Exercise objective: Convert every line of the item position entries below into a Markdown table with the columns "Row" and "Line", numbering the rows and skipping blank lines. Leave the pictures out.

Item position entries
--------------------------------

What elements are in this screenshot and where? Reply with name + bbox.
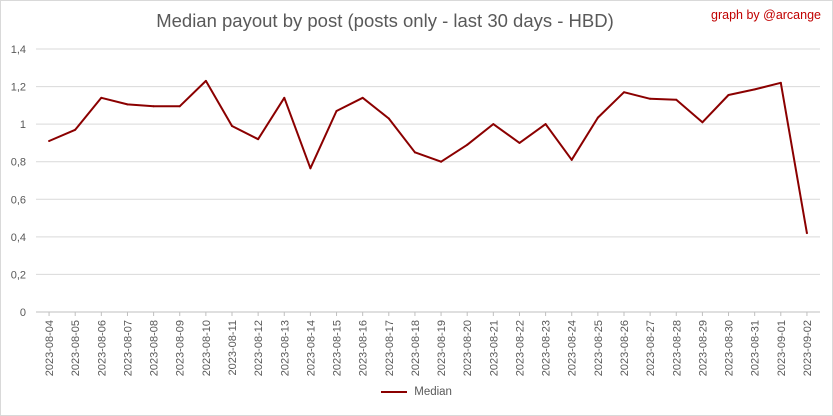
series-line-median: [48, 79, 808, 234]
data-point: [283, 96, 286, 99]
chart-credit: graph by @arcange: [711, 8, 821, 22]
x-tick-label: 2023-09-02: [802, 320, 814, 376]
x-tick-label: 2023-08-08: [149, 320, 161, 376]
x-tick-label: 2023-08-16: [358, 320, 370, 376]
data-point: [74, 128, 77, 131]
data-point: [413, 151, 416, 154]
x-tick-label: 2023-08-07: [122, 320, 134, 376]
data-point: [440, 160, 443, 163]
data-point: [309, 167, 312, 170]
chart-title: Median payout by post (posts only - last…: [156, 10, 614, 31]
data-point: [48, 140, 51, 143]
legend-label-median: Median: [414, 386, 452, 398]
data-point: [231, 125, 233, 128]
data-point: [805, 232, 808, 235]
data-point: [649, 97, 652, 100]
x-tick-label: 2023-08-30: [724, 320, 736, 376]
data-point: [466, 143, 469, 146]
x-tick-label: 2023-08-12: [253, 320, 265, 376]
x-tick-label: 2023-08-10: [201, 320, 213, 376]
x-tick-label: 2023-08-09: [175, 320, 187, 376]
data-point: [596, 116, 599, 119]
x-tick-label: 2023-08-19: [436, 320, 448, 376]
data-point: [387, 117, 390, 120]
x-tick-label: 2023-08-14: [305, 320, 317, 376]
y-tick-label: 1,4: [11, 44, 26, 56]
y-axis-ticks: 0 0,2 0,4 0,6 0,8 1 1,2 1,4: [11, 44, 26, 319]
x-tick-label: 2023-08-29: [697, 320, 709, 376]
data-point: [753, 88, 756, 91]
data-point: [126, 103, 129, 106]
data-point: [152, 105, 155, 108]
series-lines: [48, 79, 808, 235]
data-point: [701, 121, 704, 124]
y-tick-label: 1,2: [11, 82, 26, 94]
x-tick-label: 2023-08-21: [488, 320, 500, 376]
data-point: [779, 81, 782, 84]
legend: Median: [0, 386, 833, 398]
data-point: [100, 96, 103, 99]
x-tick-label: 2023-08-18: [410, 320, 422, 376]
data-point: [570, 158, 573, 161]
data-point: [204, 79, 207, 82]
data-point: [178, 105, 181, 108]
data-point: [335, 109, 338, 112]
data-point: [675, 98, 678, 101]
y-tick-label: 0: [20, 307, 26, 319]
data-point: [623, 91, 625, 94]
x-tick-label: 2023-08-22: [514, 320, 526, 376]
x-tick-label: 2023-08-04: [44, 320, 56, 376]
x-tick-label: 2023-08-20: [462, 320, 474, 376]
x-tick-label: 2023-08-27: [645, 320, 657, 376]
x-tick-label: 2023-08-06: [96, 320, 108, 376]
data-point: [727, 94, 730, 97]
x-tick-label: 2023-08-17: [384, 320, 396, 376]
x-tick-label: 2023-08-28: [671, 320, 683, 376]
y-tick-label: 1: [20, 119, 26, 131]
x-tick-label: 2023-08-26: [619, 320, 631, 376]
x-tick-label: 2023-08-25: [593, 320, 605, 376]
x-tick-label: 2023-08-11: [227, 320, 239, 375]
y-tick-label: 0,8: [11, 157, 26, 169]
data-point: [544, 123, 547, 126]
y-tick-label: 0,2: [11, 269, 26, 281]
x-tick-label: 2023-08-24: [567, 320, 579, 376]
data-point: [518, 141, 521, 144]
x-axis-ticks: 2023-08-04 2023-08-05 2023-08-06 2023-08-07…: [44, 312, 814, 376]
data-point: [492, 123, 495, 126]
legend-swatch-median: [381, 390, 408, 393]
x-tick-label: 2023-09-01: [776, 320, 788, 376]
x-tick-label: 2023-08-15: [332, 320, 344, 376]
y-tick-label: 0,6: [11, 194, 26, 206]
y-tick-label: 0,4: [11, 232, 26, 244]
gridlines: [36, 48, 820, 313]
data-point: [361, 96, 364, 99]
data-point: [257, 138, 260, 141]
x-tick-label: 2023-08-13: [279, 320, 291, 376]
x-tick-label: 2023-08-31: [750, 320, 762, 376]
x-tick-label: 2023-08-23: [541, 320, 553, 376]
x-tick-label: 2023-08-05: [70, 320, 82, 376]
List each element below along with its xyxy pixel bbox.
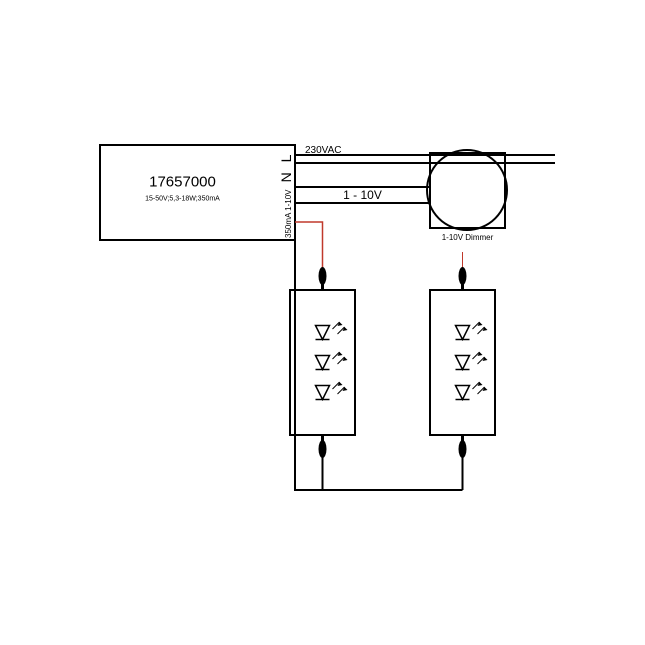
dim-control-wires: 1 - 10V [295, 187, 430, 203]
dimmer-label: 1-10V Dimmer [442, 233, 494, 242]
ac-label: 230VAC [305, 145, 342, 156]
driver-subtitle: 15-50V;5,3-18W;350mA [145, 196, 220, 203]
led-module-a [290, 267, 355, 458]
dim-label: 1 - 10V [343, 188, 382, 202]
driver-output-label: 350mA 1-10V [284, 189, 293, 238]
ac-wires: 230VAC [295, 145, 555, 163]
driver-nl-label: N L [278, 152, 294, 183]
led-module-b [430, 267, 495, 458]
driver-title: 17657000 [149, 174, 216, 191]
led-driver-box: 17657000 15-50V;5,3-18W;350mA N L 350mA … [100, 145, 295, 240]
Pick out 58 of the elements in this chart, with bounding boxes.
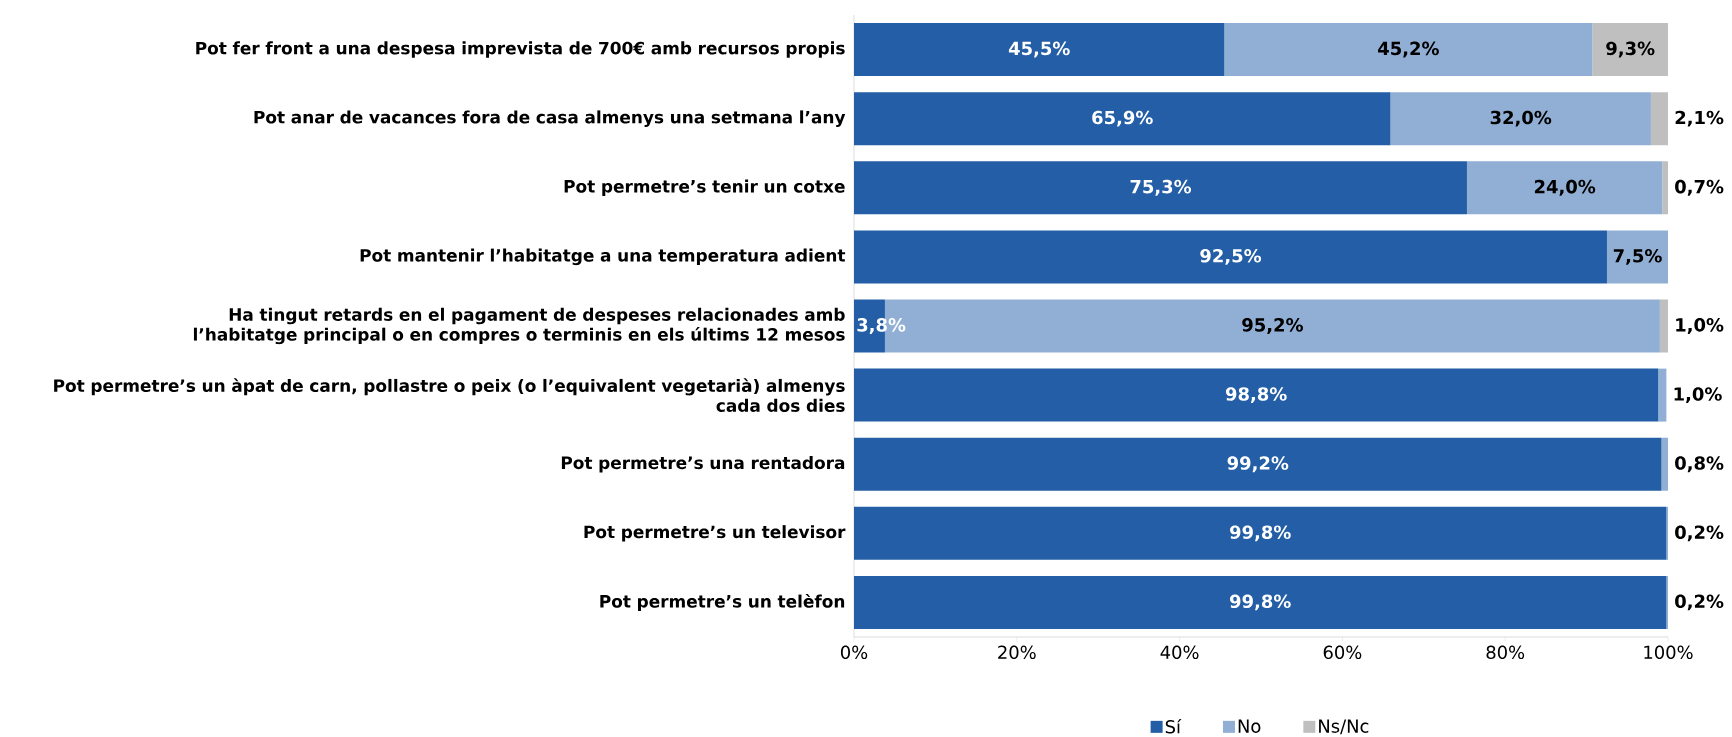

--------------------------------

Expected answer:
| Row | Line |
|---|---|
| 1 | What elements are in this screenshot and where? Reply with name + bbox. |
| 2 | series-line-median: [48, 79, 808, 234] |
| 3 | data-point: [283, 96, 286, 99] |
| 4 | chart-credit: graph by @arcange: [711, 8, 821, 22] |
| 5 | x-tick-label: 2023-09-02: [802, 320, 814, 376] |
| 6 | x-tick-label: 2023-08-08: [149, 320, 161, 376] |
| 7 | x-tick-label: 2023-08-16: [358, 320, 370, 376] |
| 8 | data-point: [74, 128, 77, 131] |
| 9 | data-point: [413, 151, 416, 154] |
| 10 | x-tick-label: 2023-08-07: [122, 320, 134, 376] |
| 11 | data-point: [440, 160, 443, 163] |
| 12 | data-point: [309, 167, 312, 170] |
| 13 | chart-title: Median payout by post (posts only - last…: [156, 10, 614, 31] |
| 14 | data-point: [48, 140, 51, 143] |
| 15 | legend-label-median: Median: [414, 386, 452, 398] |
| 16 | data-point: [231, 125, 233, 128] |
| 17 | data-point: [805, 232, 808, 235] |
| 18 | data-point: [649, 97, 652, 100] |
| 19 | x-tick-label: 2023-08-30: [724, 320, 736, 376] |
| 20 | data-point: [466, 143, 469, 146] |
| 21 | x-tick-label: 2023-08-12: [253, 320, 265, 376] |
| 22 | x-tick-label: 2023-08-10: [201, 320, 213, 376] |
| 23 | x-tick-label: 2023-08-09: [175, 320, 187, 376] |
| 24 | data-point: [596, 116, 599, 119] |
| 25 | x-tick-label: 2023-08-19: [436, 320, 448, 376] |
| 26 | data-point: [387, 117, 390, 120] |
| 27 | x-tick-label: 2023-08-14: [305, 320, 317, 376] |
| 28 | y-tick-label: 1,4: [11, 44, 26, 56] |
| 29 | y-axis-ticks: 0 0,2 0,4 0,6 0,8 1 1,2 1,4: [11, 44, 26, 319] |
| 30 | x-tick-label: 2023-08-29: [697, 320, 709, 376] |
| 31 | data-point: [753, 88, 756, 91] |
| 32 | data-point: [126, 103, 129, 106] |
| 33 | data-point: [152, 105, 155, 108] |
| 34 | series-lines: [48, 79, 808, 235] |
| 35 | data-point: [701, 121, 704, 124] |
| 36 | y-tick-label: 1,2: [11, 82, 26, 94] |
| 37 | x-tick-label: 2023-08-21: [488, 320, 500, 376] |
| 38 | data-point: [779, 81, 782, 84] |
| 39 | legend: Median: [0, 386, 833, 398] |
| 40 | data-point: [100, 96, 103, 99] |
| 41 | x-tick-label: 2023-08-18: [410, 320, 422, 376] |
| 42 | data-point: [570, 158, 573, 161] |
| 43 | data-point: [204, 79, 207, 82] |
| 44 | data-point: [178, 105, 181, 108] |
| 45 | data-point: [335, 109, 338, 112] |
| 46 | data-point: [675, 98, 678, 101] |
| 47 | y-tick-label: 0: [20, 307, 26, 319] |
| 48 | data-point: [623, 91, 625, 94] |
| 49 | x-tick-label: 2023-08-22: [514, 320, 526, 376] |
| 50 | x-tick-label: 2023-08-04: [44, 320, 56, 376] |
| 51 | x-tick-label: 2023-08-20: [462, 320, 474, 376] |
| 52 | x-tick-label: 2023-08-27: [645, 320, 657, 376] |
| 53 | x-tick-label: 2023-08-06: [96, 320, 108, 376] |
| 54 | data-point: [727, 94, 730, 97] |
| 55 | x-tick-label: 2023-08-17: [384, 320, 396, 376] |
| 56 | x-tick-label: 2023-08-28: [671, 320, 683, 376] |
| 57 | y-tick-label: 1: [20, 119, 26, 131] |
| 58 | x-tick-label: 2023-08-26: [619, 320, 631, 376] |
| 59 | x-tick-label: 2023-08-25: [593, 320, 605, 376] |
| 60 | x-tick-label: 2023-08-11: [227, 320, 239, 375] |
| 61 | y-tick-label: 0,8: [11, 157, 26, 169] |
| 62 | data-point: [544, 123, 547, 126] |
| 63 | y-tick-label: 0,2: [11, 269, 26, 281] |
| 64 | x-tick-label: 2023-08-24: [567, 320, 579, 376] |
| 65 | data-point: [518, 141, 521, 144] |
| 66 | x-axis-ticks: 2023-08-04 2023-08-05 2023-08-06 2023-08-07…: [44, 312, 814, 376] |
| 67 | data-point: [492, 123, 495, 126] |
| 68 | legend-swatch-median: [381, 390, 408, 393] |
| 69 | x-tick-label: 2023-09-01: [776, 320, 788, 376] |
| 70 | x-tick-label: 2023-08-15: [332, 320, 344, 376] |
| 71 | y-tick-label: 0,6: [11, 194, 26, 206] |
| 72 | y-tick-label: 0,4: [11, 232, 26, 244] |
| 73 | gridlines: [36, 48, 820, 313] |
| 74 | data-point: [361, 96, 364, 99] |
| 75 | data-point: [257, 138, 260, 141] |
| 76 | x-tick-label: 2023-08-13: [279, 320, 291, 376] |
| 77 | x-tick-label: 2023-08-31: [750, 320, 762, 376] |
| 78 | x-tick-label: 2023-08-23: [541, 320, 553, 376] |
| 79 | x-tick-label: 2023-08-05: [70, 320, 82, 376] |
| 80 | List each element below along with its xyxy pixel bbox. |
| 81 | dim-control-wires: 1 - 10V [295, 187, 430, 203] |
| 82 | dimmer-label: 1-10V Dimmer [442, 233, 494, 242] |
| 83 | ac-label: 230VAC [305, 145, 342, 156] |
| 84 | driver-subtitle: 15-50V;5,3-18W;350mA [145, 196, 220, 203] |
| 85 | led-module-a [290, 267, 355, 458] |
| 86 | dim-label: 1 - 10V [343, 188, 382, 202] |
| 87 | driver-output-label: 350mA 1-10V [284, 189, 293, 238] |
| 88 | ac-wires: 230VAC [295, 145, 555, 163] |
| 89 | driver-nl-label: N L [278, 152, 294, 183] |
| 90 | led-module-b [430, 267, 495, 458] |
| 91 | driver-title: 17657000 [149, 174, 216, 191] |
| 92 | led-driver-box: 17657000 15-50V;5,3-18W;350mA N L 350mA … [100, 145, 295, 240] |
| 93 | Pick out 58 of the elements in this chart, with bounding boxes. |